>> begin DATA IN THIS EXERCISE

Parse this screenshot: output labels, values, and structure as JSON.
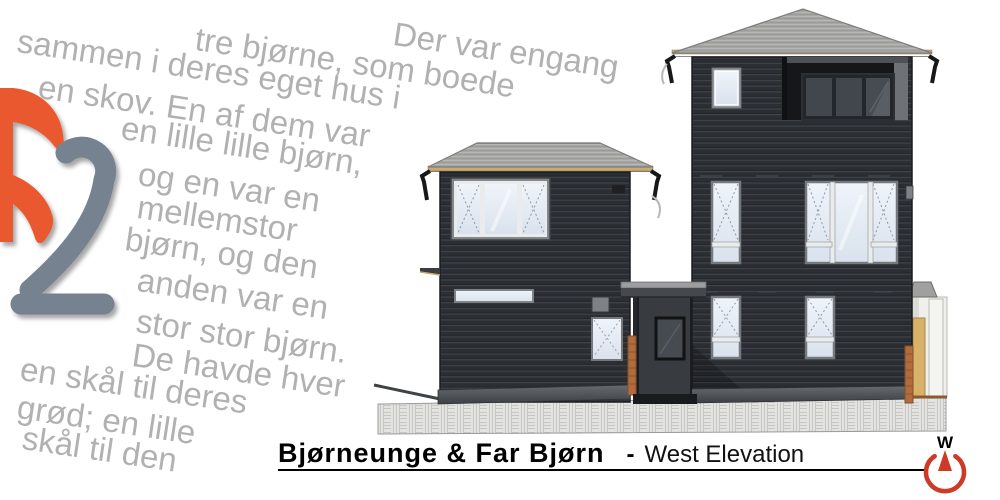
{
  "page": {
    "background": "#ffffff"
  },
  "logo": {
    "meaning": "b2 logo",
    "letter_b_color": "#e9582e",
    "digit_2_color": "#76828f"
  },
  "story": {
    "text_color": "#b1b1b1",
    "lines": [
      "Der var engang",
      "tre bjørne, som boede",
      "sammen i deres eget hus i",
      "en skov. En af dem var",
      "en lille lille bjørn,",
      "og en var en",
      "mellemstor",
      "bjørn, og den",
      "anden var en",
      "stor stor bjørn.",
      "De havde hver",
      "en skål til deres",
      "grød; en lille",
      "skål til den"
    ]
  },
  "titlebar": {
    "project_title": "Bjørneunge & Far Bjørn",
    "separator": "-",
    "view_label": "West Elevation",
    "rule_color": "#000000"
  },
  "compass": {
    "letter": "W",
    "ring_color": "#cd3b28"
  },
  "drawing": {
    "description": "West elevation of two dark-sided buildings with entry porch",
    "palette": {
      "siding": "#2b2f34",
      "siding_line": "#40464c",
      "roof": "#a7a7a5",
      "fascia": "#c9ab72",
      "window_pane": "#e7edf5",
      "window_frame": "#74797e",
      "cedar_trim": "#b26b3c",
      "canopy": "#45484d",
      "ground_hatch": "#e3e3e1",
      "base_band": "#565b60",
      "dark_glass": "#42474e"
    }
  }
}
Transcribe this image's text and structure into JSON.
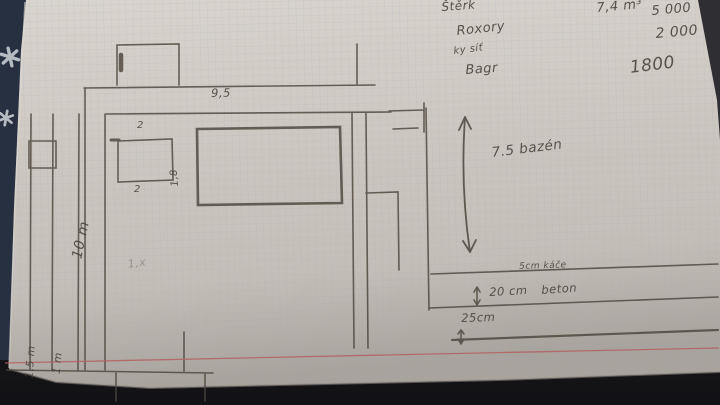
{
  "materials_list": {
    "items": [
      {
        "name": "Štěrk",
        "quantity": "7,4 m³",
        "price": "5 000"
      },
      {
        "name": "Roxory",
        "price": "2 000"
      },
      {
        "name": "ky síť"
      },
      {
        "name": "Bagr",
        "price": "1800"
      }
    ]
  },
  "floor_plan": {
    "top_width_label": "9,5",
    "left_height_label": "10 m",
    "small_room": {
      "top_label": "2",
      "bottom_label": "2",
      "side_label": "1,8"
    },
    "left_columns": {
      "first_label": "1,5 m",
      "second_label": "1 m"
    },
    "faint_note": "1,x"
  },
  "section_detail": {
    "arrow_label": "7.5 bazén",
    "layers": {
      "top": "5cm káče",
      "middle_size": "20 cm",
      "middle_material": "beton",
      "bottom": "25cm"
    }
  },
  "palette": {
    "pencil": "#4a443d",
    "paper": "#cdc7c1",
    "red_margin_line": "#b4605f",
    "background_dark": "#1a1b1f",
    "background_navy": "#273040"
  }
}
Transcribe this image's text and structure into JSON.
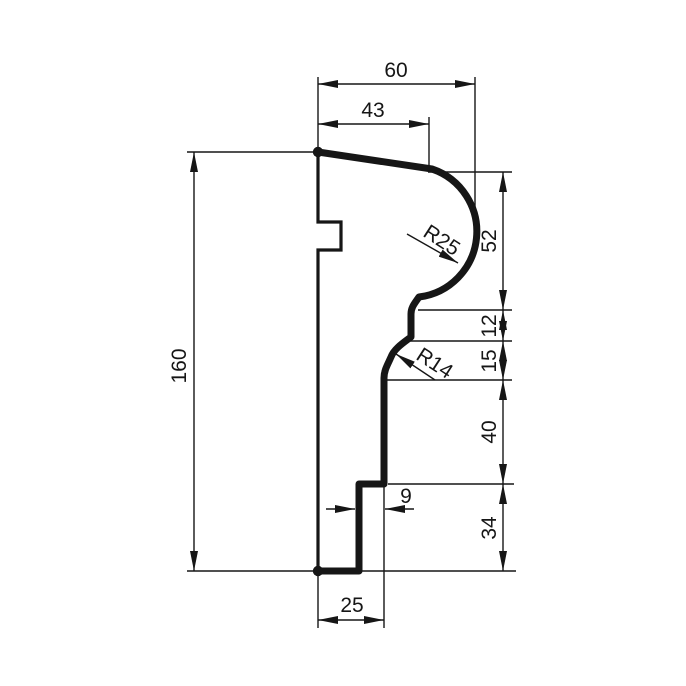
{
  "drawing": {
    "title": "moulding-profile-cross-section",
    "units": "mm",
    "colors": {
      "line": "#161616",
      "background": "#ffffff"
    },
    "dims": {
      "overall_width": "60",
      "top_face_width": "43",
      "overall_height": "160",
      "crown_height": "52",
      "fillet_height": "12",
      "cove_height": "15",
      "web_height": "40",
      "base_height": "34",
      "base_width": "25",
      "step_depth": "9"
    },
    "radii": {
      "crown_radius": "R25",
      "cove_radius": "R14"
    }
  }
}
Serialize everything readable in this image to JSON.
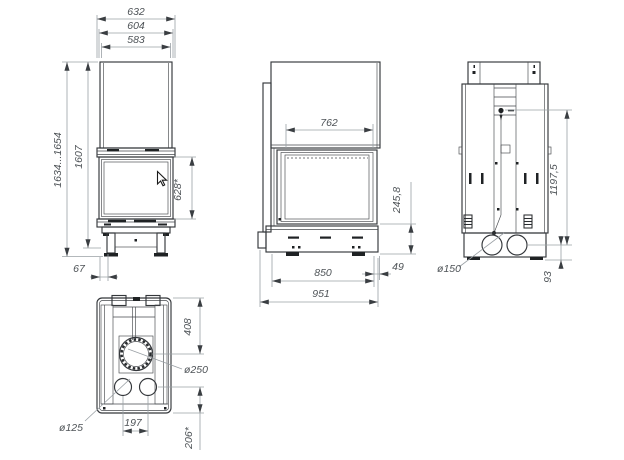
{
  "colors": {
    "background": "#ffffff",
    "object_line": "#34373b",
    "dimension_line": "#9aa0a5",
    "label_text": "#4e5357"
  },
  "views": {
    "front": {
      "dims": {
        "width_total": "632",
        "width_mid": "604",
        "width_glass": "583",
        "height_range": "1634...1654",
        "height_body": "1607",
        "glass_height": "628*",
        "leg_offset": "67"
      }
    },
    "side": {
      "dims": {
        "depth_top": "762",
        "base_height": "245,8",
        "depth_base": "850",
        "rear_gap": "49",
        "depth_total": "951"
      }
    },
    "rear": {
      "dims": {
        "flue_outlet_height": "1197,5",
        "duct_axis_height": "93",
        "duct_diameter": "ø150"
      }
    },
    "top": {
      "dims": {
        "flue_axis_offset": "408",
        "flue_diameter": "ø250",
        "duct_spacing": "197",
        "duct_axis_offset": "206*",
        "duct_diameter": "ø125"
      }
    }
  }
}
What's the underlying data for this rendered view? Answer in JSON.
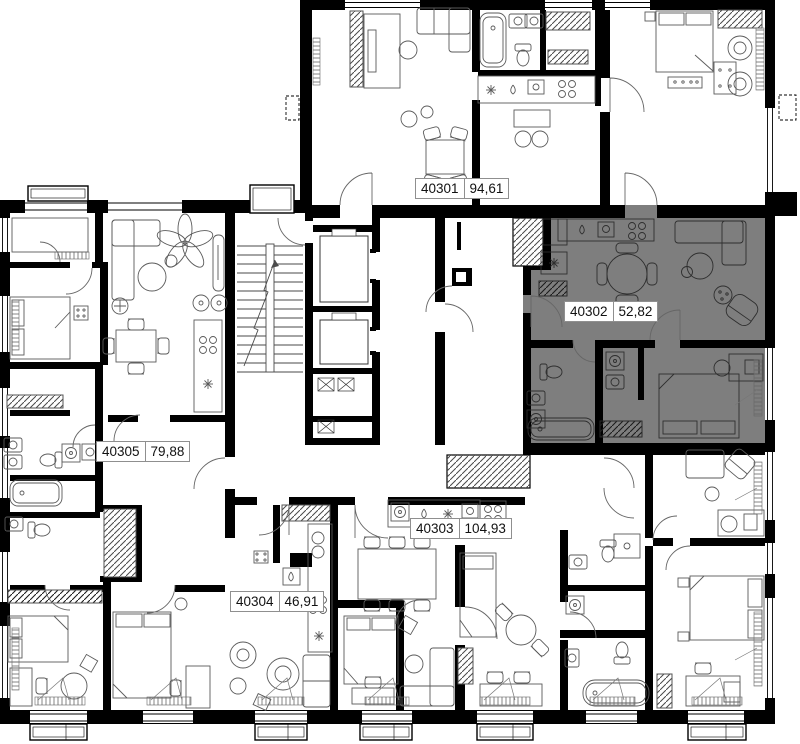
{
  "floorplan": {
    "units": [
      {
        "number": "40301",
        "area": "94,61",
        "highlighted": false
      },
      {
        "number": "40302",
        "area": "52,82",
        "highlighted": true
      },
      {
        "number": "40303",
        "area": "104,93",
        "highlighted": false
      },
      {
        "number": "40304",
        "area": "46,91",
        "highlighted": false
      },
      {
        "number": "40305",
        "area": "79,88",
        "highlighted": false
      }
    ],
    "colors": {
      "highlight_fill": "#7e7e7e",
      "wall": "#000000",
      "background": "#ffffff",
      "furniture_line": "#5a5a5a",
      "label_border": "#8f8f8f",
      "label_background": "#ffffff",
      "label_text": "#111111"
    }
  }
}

>> end DATA IN THIS EXERCISE

■ **DO THIS**: Look through the records and gather every line containing "area".

■ **WRITTEN ANSWER**:
        "area": "94,61",
        "area": "52,82",
        "area": "104,93",
        "area": "46,91",
        "area": "79,88",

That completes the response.